* **DIRECTIONS**
Exactly repeat all the records below, omitting the images they hold.

- - -

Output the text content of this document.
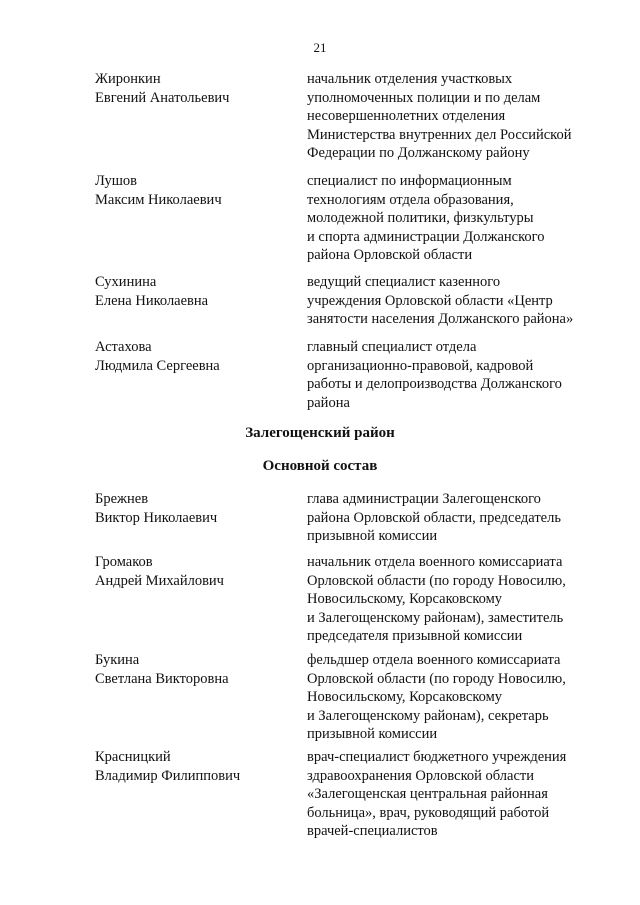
21
Жиронкин
Евгений Анатольевич
начальник отделения участковых
уполномоченных полиции и по делам
несовершеннолетних отделения
Министерства внутренних дел Российской
Федерации по Должанскому району
Лушов
Максим Николаевич
специалист по информационным
технологиям отдела образования,
молодежной политики, физкультуры
и спорта администрации Должанского
района Орловской области
Сухинина
Елена Николаевна
ведущий специалист казенного
учреждения Орловской области «Центр
занятости населения Должанского района»
Астахова
Людмила Сергеевна
главный специалист отдела
организационно-правовой, кадровой
работы и делопроизводства Должанского
района
Залегощенский район
Основной состав
Брежнев
Виктор Николаевич
глава администрации Залегощенского
района Орловской области, председатель
призывной комиссии
Громаков
Андрей Михайлович
начальник отдела военного комиссариата
Орловской области (по городу Новосилю,
Новосильскому, Корсаковскому
и Залегощенскому районам), заместитель
председателя призывной комиссии
Букина
Светлана Викторовна
фельдшер отдела военного комиссариата
Орловской области (по городу Новосилю,
Новосильскому, Корсаковскому
и Залегощенскому районам), секретарь
призывной комиссии
Красницкий
Владимир Филиппович
врач-специалист бюджетного учреждения
здравоохранения Орловской области
«Залегощенская центральная районная
больница», врач, руководящий работой
врачей-специалистов
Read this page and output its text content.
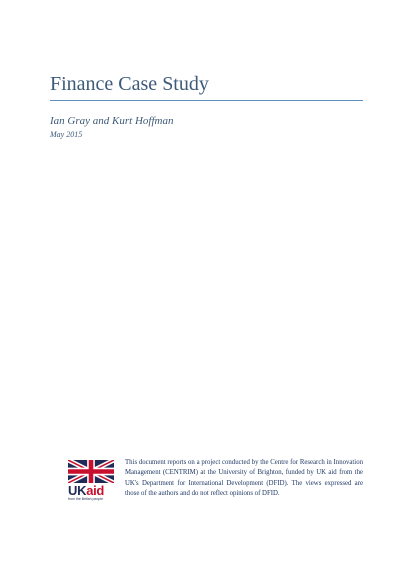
Finance Case Study
Ian Gray and Kurt Hoffman
May 2015
UKaid
from the British people

This document reports on a project conducted by the Centre for Research in Innovation Management (CENTRIM) at the University of Brighton, funded by UK aid from the UK's Department for International Development (DFID). The views expressed are those of the authors and do not reflect opinions of DFID.
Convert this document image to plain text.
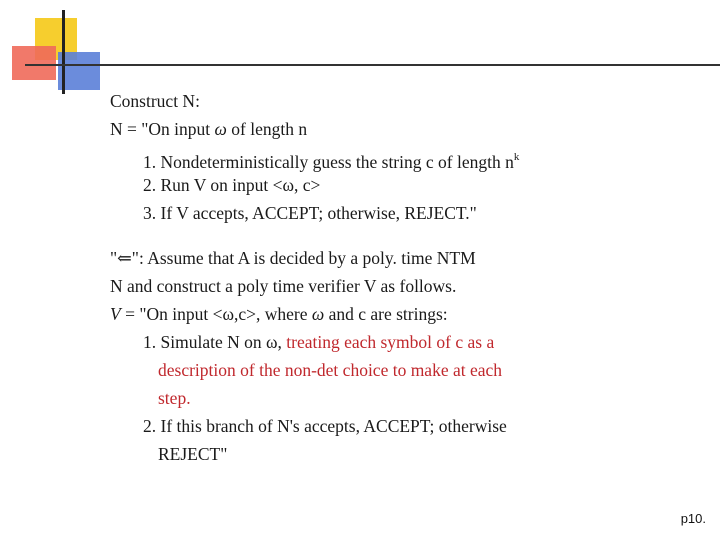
Construct N:
N = "On input ω of length n
1. Nondeterministically guess the string c of length $n^k$
2. Run V on input <ω, c>
3. If V accepts, ACCEPT; otherwise, REJECT."
"⇐": Assume that A is decided by a poly. time NTM
N and construct a poly time verifier V as follows.
V = "On input <ω,c>, where ω and c are strings:
1. Simulate N on ω, treating each symbol of c as a
description of the non-det choice to make at each
step.
2. If this branch of N's accepts, ACCEPT; otherwise
REJECT"
p10.
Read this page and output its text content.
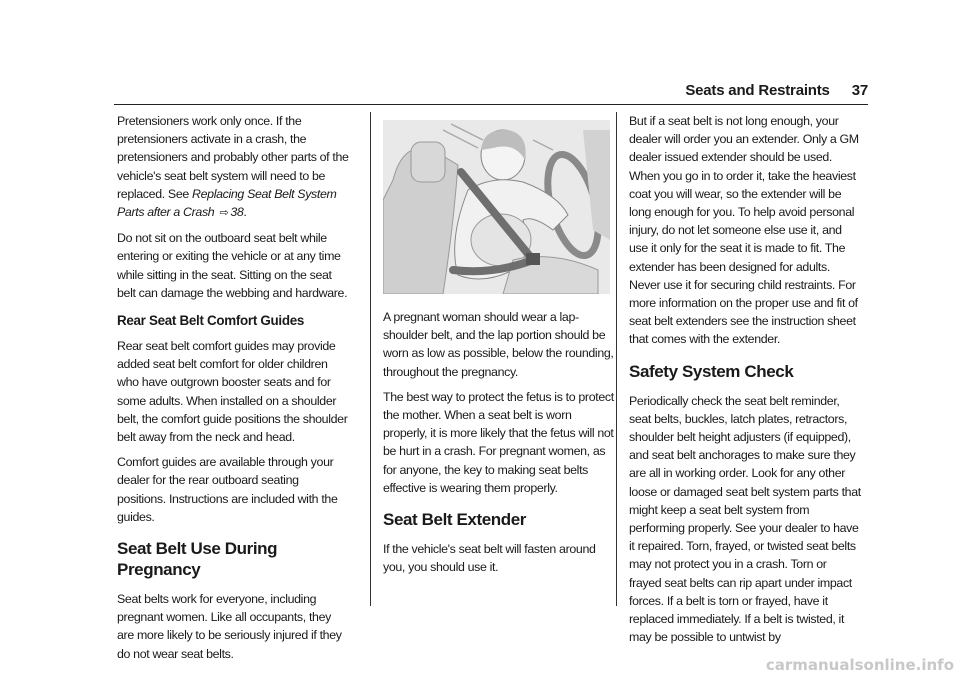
Seats and Restraints 37

Pretensioners work only once. If the pretensioners activate in a crash, the pretensioners and probably other parts of the vehicle's seat belt system will need to be replaced. See Replacing Seat Belt System Parts after a Crash ⇨ 38.

Do not sit on the outboard seat belt while entering or exiting the vehicle or at any time while sitting in the seat. Sitting on the seat belt can damage the webbing and hardware.

Rear Seat Belt Comfort Guides

Rear seat belt comfort guides may provide added seat belt comfort for older children who have outgrown booster seats and for some adults. When installed on a shoulder belt, the comfort guide positions the shoulder belt away from the neck and head.

Comfort guides are available through your dealer for the rear outboard seating positions. Instructions are included with the guides.

Seat Belt Use During Pregnancy

Seat belts work for everyone, including pregnant women. Like all occupants, they are more likely to be seriously injured if they do not wear seat belts.

A pregnant woman should wear a lap-shoulder belt, and the lap portion should be worn as low as possible, below the rounding, throughout the pregnancy.

The best way to protect the fetus is to protect the mother. When a seat belt is worn properly, it is more likely that the fetus will not be hurt in a crash. For pregnant women, as for anyone, the key to making seat belts effective is wearing them properly.

Seat Belt Extender

If the vehicle's seat belt will fasten around you, you should use it.

But if a seat belt is not long enough, your dealer will order you an extender. Only a GM dealer issued extender should be used. When you go in to order it, take the heaviest coat you will wear, so the extender will be long enough for you. To help avoid personal injury, do not let someone else use it, and use it only for the seat it is made to fit. The extender has been designed for adults. Never use it for securing child restraints. For more information on the proper use and fit of seat belt extenders see the instruction sheet that comes with the extender.

Safety System Check

Periodically check the seat belt reminder, seat belts, buckles, latch plates, retractors, shoulder belt height adjusters (if equipped), and seat belt anchorages to make sure they are all in working order. Look for any other loose or damaged seat belt system parts that might keep a seat belt system from performing properly. See your dealer to have it repaired. Torn, frayed, or twisted seat belts may not protect you in a crash. Torn or frayed seat belts can rip apart under impact forces. If a belt is torn or frayed, have it replaced immediately. If a belt is twisted, it may be possible to untwist by

carmanualsonline.info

- - -

* **SOLUTION BELOW**
Output the text content of this document.
21
Жиронкин
Евгений Анатольевич
начальник отделения участковых
уполномоченных полиции и по делам
несовершеннолетних отделения
Министерства внутренних дел Российской
Федерации по Должанскому району
Лушов
Максим Николаевич
специалист по информационным
технологиям отдела образования,
молодежной политики, физкультуры
и спорта администрации Должанского
района Орловской области
Сухинина
Елена Николаевна
ведущий специалист казенного
учреждения Орловской области «Центр
занятости населения Должанского района»
Астахова
Людмила Сергеевна
главный специалист отдела
организационно-правовой, кадровой
работы и делопроизводства Должанского
района
Залегощенский район
Основной состав
Брежнев
Виктор Николаевич
глава администрации Залегощенского
района Орловской области, председатель
призывной комиссии
Громаков
Андрей Михайлович
начальник отдела военного комиссариата
Орловской области (по городу Новосилю,
Новосильскому, Корсаковскому
и Залегощенскому районам), заместитель
председателя призывной комиссии
Букина
Светлана Викторовна
фельдшер отдела военного комиссариата
Орловской области (по городу Новосилю,
Новосильскому, Корсаковскому
и Залегощенскому районам), секретарь
призывной комиссии
Красницкий
Владимир Филиппович
врач-специалист бюджетного учреждения
здравоохранения Орловской области
«Залегощенская центральная районная
больница», врач, руководящий работой
врачей-специалистов
Read this page and output its text content.
Finance Case Study
Ian Gray and Kurt Hoffman
May 2015
UKaid
from the British people

This document reports on a project conducted by the Centre for Research in Innovation Management (CENTRIM) at the University of Brighton, funded by UK aid from the UK's Department for International Development (DFID). The views expressed are those of the authors and do not reflect opinions of DFID.
Convert this document image to plain text.
Construct N:
N = "On input ω of length n
1. Nondeterministically guess the string c of length $n^k$
2. Run V on input <ω, c>
3. If V accepts, ACCEPT; otherwise, REJECT."
"⇐": Assume that A is decided by a poly. time NTM
N and construct a poly time verifier V as follows.
V = "On input <ω,c>, where ω and c are strings:
1. Simulate N on ω, treating each symbol of c as a
description of the non-det choice to make at each
step.
2. If this branch of N's accepts, ACCEPT; otherwise
REJECT"
p10.
Read this page and output its text content.
Seats and Restraints 37

Pretensioners work only once. If the pretensioners activate in a crash, the pretensioners and probably other parts of the vehicle's seat belt system will need to be replaced. See Replacing Seat Belt System Parts after a Crash ⇨ 38.

Do not sit on the outboard seat belt while entering or exiting the vehicle or at any time while sitting in the seat. Sitting on the seat belt can damage the webbing and hardware.

Rear Seat Belt Comfort Guides

Rear seat belt comfort guides may provide added seat belt comfort for older children who have outgrown booster seats and for some adults. When installed on a shoulder belt, the comfort guide positions the shoulder belt away from the neck and head.

Comfort guides are available through your dealer for the rear outboard seating positions. Instructions are included with the guides.

Seat Belt Use During Pregnancy

Seat belts work for everyone, including pregnant women. Like all occupants, they are more likely to be seriously injured if they do not wear seat belts.

A pregnant woman should wear a lap-shoulder belt, and the lap portion should be worn as low as possible, below the rounding, throughout the pregnancy.

The best way to protect the fetus is to protect the mother. When a seat belt is worn properly, it is more likely that the fetus will not be hurt in a crash. For pregnant women, as for anyone, the key to making seat belts effective is wearing them properly.

Seat Belt Extender

If the vehicle's seat belt will fasten around you, you should use it.

But if a seat belt is not long enough, your dealer will order you an extender. Only a GM dealer issued extender should be used. When you go in to order it, take the heaviest coat you will wear, so the extender will be long enough for you. To help avoid personal injury, do not let someone else use it, and use it only for the seat it is made to fit. The extender has been designed for adults. Never use it for securing child restraints. For more information on the proper use and fit of seat belt extenders see the instruction sheet that comes with the extender.

Safety System Check

Periodically check the seat belt reminder, seat belts, buckles, latch plates, retractors, shoulder belt height adjusters (if equipped), and seat belt anchorages to make sure they are all in working order. Look for any other loose or damaged seat belt system parts that might keep a seat belt system from performing properly. See your dealer to have it repaired. Torn, frayed, or twisted seat belts may not protect you in a crash. Torn or frayed seat belts can rip apart under impact forces. If a belt is torn or frayed, have it replaced immediately. If a belt is twisted, it may be possible to untwist by

carmanualsonline.info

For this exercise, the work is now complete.